## What to do
Copy out all of the material exactly.

* BEGIN Task inputs *

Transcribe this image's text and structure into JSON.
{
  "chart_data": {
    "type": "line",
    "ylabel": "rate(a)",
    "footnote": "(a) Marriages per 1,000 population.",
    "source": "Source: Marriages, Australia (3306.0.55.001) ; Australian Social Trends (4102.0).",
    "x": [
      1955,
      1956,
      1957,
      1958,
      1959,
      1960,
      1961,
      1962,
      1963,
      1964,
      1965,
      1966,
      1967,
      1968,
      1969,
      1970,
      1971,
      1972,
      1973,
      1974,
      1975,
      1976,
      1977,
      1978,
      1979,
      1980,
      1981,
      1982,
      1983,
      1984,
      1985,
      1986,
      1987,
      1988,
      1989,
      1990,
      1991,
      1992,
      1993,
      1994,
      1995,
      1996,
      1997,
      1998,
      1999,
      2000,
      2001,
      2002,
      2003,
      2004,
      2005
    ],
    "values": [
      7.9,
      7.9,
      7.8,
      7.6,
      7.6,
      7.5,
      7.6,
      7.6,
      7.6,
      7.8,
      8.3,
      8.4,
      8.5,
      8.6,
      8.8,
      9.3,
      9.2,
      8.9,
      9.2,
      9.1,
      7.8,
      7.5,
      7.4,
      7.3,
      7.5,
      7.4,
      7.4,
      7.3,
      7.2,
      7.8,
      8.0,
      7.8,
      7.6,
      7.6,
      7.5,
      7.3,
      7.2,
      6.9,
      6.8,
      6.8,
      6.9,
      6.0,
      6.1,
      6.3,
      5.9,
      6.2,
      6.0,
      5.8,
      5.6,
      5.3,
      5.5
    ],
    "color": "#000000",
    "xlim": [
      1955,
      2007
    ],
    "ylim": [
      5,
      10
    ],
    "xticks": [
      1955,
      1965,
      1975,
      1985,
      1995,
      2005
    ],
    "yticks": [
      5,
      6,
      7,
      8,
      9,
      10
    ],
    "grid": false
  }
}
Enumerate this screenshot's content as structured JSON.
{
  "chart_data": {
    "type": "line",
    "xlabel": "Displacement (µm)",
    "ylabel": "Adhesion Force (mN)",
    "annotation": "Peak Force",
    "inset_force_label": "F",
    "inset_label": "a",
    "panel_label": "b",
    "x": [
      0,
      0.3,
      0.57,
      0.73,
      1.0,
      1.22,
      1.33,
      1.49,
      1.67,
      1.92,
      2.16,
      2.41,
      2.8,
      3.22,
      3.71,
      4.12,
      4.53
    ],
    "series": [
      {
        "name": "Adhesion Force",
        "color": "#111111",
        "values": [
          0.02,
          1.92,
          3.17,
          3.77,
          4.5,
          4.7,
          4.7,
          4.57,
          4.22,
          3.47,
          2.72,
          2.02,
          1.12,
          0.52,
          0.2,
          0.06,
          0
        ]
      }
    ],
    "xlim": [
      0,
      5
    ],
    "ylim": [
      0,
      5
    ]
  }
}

* END Task inputs *

## Solution to this exercise
Transcribe this image's text and structure into JSON.
{
  "chart_data": {
    "type": "line",
    "ylabel": "rate(a)",
    "footnote": "(a) Marriages per 1,000 population.",
    "source": "Source: Marriages, Australia (3306.0.55.001) ; Australian Social Trends (4102.0).",
    "x": [
      1955,
      1956,
      1957,
      1958,
      1959,
      1960,
      1961,
      1962,
      1963,
      1964,
      1965,
      1966,
      1967,
      1968,
      1969,
      1970,
      1971,
      1972,
      1973,
      1974,
      1975,
      1976,
      1977,
      1978,
      1979,
      1980,
      1981,
      1982,
      1983,
      1984,
      1985,
      1986,
      1987,
      1988,
      1989,
      1990,
      1991,
      1992,
      1993,
      1994,
      1995,
      1996,
      1997,
      1998,
      1999,
      2000,
      2001,
      2002,
      2003,
      2004,
      2005
    ],
    "values": [
      7.9,
      7.9,
      7.8,
      7.6,
      7.6,
      7.5,
      7.6,
      7.6,
      7.6,
      7.8,
      8.3,
      8.4,
      8.5,
      8.6,
      8.8,
      9.3,
      9.2,
      8.9,
      9.2,
      9.1,
      7.8,
      7.5,
      7.4,
      7.3,
      7.5,
      7.4,
      7.4,
      7.3,
      7.2,
      7.8,
      8.0,
      7.8,
      7.6,
      7.6,
      7.5,
      7.3,
      7.2,
      6.9,
      6.8,
      6.8,
      6.9,
      6.0,
      6.1,
      6.3,
      5.9,
      6.2,
      6.0,
      5.8,
      5.6,
      5.3,
      5.5
    ],
    "color": "#000000",
    "xlim": [
      1955,
      2007
    ],
    "ylim": [
      5,
      10
    ],
    "xticks": [
      1955,
      1965,
      1975,
      1985,
      1995,
      2005
    ],
    "yticks": [
      5,
      6,
      7,
      8,
      9,
      10
    ],
    "grid": false
  }
}
Enumerate this screenshot's content as structured JSON.
{
  "chart_data": {
    "type": "line",
    "xlabel": "Displacement (µm)",
    "ylabel": "Adhesion Force (mN)",
    "annotation": "Peak Force",
    "inset_force_label": "F",
    "inset_label": "a",
    "panel_label": "b",
    "x": [
      0,
      0.3,
      0.57,
      0.73,
      1.0,
      1.22,
      1.33,
      1.49,
      1.67,
      1.92,
      2.16,
      2.41,
      2.8,
      3.22,
      3.71,
      4.12,
      4.53
    ],
    "series": [
      {
        "name": "Adhesion Force",
        "color": "#111111",
        "values": [
          0.02,
          1.92,
          3.17,
          3.77,
          4.5,
          4.7,
          4.7,
          4.57,
          4.22,
          3.47,
          2.72,
          2.02,
          1.12,
          0.52,
          0.2,
          0.06,
          0
        ]
      }
    ],
    "xlim": [
      0,
      5
    ],
    "ylim": [
      0,
      5
    ]
  }
}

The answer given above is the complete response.